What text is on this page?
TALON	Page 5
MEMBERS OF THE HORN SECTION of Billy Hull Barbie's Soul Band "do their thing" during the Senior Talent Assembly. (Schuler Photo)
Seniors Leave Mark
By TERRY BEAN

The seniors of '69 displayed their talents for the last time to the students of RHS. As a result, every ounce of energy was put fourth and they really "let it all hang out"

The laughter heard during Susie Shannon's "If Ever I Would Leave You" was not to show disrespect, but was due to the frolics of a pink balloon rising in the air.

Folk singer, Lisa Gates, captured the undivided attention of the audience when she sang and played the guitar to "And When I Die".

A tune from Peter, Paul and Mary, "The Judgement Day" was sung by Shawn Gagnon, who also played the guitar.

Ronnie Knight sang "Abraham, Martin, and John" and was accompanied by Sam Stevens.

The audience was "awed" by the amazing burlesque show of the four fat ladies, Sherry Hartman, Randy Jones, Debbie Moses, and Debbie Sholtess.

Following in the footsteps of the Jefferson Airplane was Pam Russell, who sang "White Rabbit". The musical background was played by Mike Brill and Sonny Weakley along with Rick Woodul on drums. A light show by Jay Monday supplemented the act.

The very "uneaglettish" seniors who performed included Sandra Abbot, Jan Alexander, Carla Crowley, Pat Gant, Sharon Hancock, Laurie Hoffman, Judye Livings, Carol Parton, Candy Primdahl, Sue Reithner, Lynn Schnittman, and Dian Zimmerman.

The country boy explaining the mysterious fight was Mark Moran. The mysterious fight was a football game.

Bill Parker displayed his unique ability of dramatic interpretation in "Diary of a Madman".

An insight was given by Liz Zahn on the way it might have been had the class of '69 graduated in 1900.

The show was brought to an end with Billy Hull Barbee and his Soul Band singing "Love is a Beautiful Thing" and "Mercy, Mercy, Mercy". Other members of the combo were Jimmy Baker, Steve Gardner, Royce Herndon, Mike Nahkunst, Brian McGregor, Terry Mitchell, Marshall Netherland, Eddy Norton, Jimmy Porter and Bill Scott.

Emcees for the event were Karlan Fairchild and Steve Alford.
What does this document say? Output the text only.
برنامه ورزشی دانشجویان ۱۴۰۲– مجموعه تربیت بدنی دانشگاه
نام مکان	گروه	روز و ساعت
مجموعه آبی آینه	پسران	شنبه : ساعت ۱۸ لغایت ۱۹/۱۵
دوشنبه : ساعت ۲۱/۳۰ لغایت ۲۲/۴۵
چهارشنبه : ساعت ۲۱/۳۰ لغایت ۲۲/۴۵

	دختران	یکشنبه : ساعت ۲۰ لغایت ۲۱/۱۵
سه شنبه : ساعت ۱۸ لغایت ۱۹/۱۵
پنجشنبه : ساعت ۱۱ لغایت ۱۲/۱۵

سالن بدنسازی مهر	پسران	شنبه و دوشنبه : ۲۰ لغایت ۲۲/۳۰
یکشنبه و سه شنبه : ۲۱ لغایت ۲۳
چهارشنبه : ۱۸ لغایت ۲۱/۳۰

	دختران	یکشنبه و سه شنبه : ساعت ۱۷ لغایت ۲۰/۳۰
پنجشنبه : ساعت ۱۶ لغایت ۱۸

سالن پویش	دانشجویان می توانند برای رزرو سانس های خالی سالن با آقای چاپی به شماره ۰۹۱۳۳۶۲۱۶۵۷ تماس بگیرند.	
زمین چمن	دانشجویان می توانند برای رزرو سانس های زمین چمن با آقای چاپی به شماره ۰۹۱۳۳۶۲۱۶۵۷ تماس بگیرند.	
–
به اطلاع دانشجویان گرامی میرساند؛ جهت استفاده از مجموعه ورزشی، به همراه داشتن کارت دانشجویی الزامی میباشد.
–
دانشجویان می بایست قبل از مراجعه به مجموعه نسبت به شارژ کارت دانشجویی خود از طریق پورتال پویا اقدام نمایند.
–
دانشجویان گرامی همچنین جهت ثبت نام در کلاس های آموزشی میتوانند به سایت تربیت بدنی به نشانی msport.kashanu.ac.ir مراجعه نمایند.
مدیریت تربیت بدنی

What you have to do: Without leaving anything out, give the entries again exactly.

Complete answer:
What text is on this page?
TALON	Page 5
MEMBERS OF THE HORN SECTION of Billy Hull Barbie's Soul Band "do their thing" during the Senior Talent Assembly. (Schuler Photo)
Seniors Leave Mark
By TERRY BEAN

The seniors of '69 displayed their talents for the last time to the students of RHS. As a result, every ounce of energy was put fourth and they really "let it all hang out"

The laughter heard during Susie Shannon's "If Ever I Would Leave You" was not to show disrespect, but was due to the frolics of a pink balloon rising in the air.

Folk singer, Lisa Gates, captured the undivided attention of the audience when she sang and played the guitar to "And When I Die".

A tune from Peter, Paul and Mary, "The Judgement Day" was sung by Shawn Gagnon, who also played the guitar.

Ronnie Knight sang "Abraham, Martin, and John" and was accompanied by Sam Stevens.

The audience was "awed" by the amazing burlesque show of the four fat ladies, Sherry Hartman, Randy Jones, Debbie Moses, and Debbie Sholtess.

Following in the footsteps of the Jefferson Airplane was Pam Russell, who sang "White Rabbit". The musical background was played by Mike Brill and Sonny Weakley along with Rick Woodul on drums. A light show by Jay Monday supplemented the act.

The very "uneaglettish" seniors who performed included Sandra Abbot, Jan Alexander, Carla Crowley, Pat Gant, Sharon Hancock, Laurie Hoffman, Judye Livings, Carol Parton, Candy Primdahl, Sue Reithner, Lynn Schnittman, and Dian Zimmerman.

The country boy explaining the mysterious fight was Mark Moran. The mysterious fight was a football game.

Bill Parker displayed his unique ability of dramatic interpretation in "Diary of a Madman".

An insight was given by Liz Zahn on the way it might have been had the class of '69 graduated in 1900.

The show was brought to an end with Billy Hull Barbee and his Soul Band singing "Love is a Beautiful Thing" and "Mercy, Mercy, Mercy". Other members of the combo were Jimmy Baker, Steve Gardner, Royce Herndon, Mike Nahkunst, Brian McGregor, Terry Mitchell, Marshall Netherland, Eddy Norton, Jimmy Porter and Bill Scott.

Emcees for the event were Karlan Fairchild and Steve Alford.
What does this document say? Output the text only.
برنامه ورزشی دانشجویان ۱۴۰۲– مجموعه تربیت بدنی دانشگاه
نام مکان	گروه	روز و ساعت
مجموعه آبی آینه	پسران	شنبه : ساعت ۱۸ لغایت ۱۹/۱۵
دوشنبه : ساعت ۲۱/۳۰ لغایت ۲۲/۴۵
چهارشنبه : ساعت ۲۱/۳۰ لغایت ۲۲/۴۵

	دختران	یکشنبه : ساعت ۲۰ لغایت ۲۱/۱۵
سه شنبه : ساعت ۱۸ لغایت ۱۹/۱۵
پنجشنبه : ساعت ۱۱ لغایت ۱۲/۱۵

سالن بدنسازی مهر	پسران	شنبه و دوشنبه : ۲۰ لغایت ۲۲/۳۰
یکشنبه و سه شنبه : ۲۱ لغایت ۲۳
چهارشنبه : ۱۸ لغایت ۲۱/۳۰

	دختران	یکشنبه و سه شنبه : ساعت ۱۷ لغایت ۲۰/۳۰
پنجشنبه : ساعت ۱۶ لغایت ۱۸

سالن پویش	دانشجویان می توانند برای رزرو سانس های خالی سالن با آقای چاپی به شماره ۰۹۱۳۳۶۲۱۶۵۷ تماس بگیرند.	
زمین چمن	دانشجویان می توانند برای رزرو سانس های زمین چمن با آقای چاپی به شماره ۰۹۱۳۳۶۲۱۶۵۷ تماس بگیرند.	
–
به اطلاع دانشجویان گرامی میرساند؛ جهت استفاده از مجموعه ورزشی، به همراه داشتن کارت دانشجویی الزامی میباشد.
–
دانشجویان می بایست قبل از مراجعه به مجموعه نسبت به شارژ کارت دانشجویی خود از طریق پورتال پویا اقدام نمایند.
–
دانشجویان گرامی همچنین جهت ثبت نام در کلاس های آموزشی میتوانند به سایت تربیت بدنی به نشانی msport.kashanu.ac.ir مراجعه نمایند.
مدیریت تربیت بدنی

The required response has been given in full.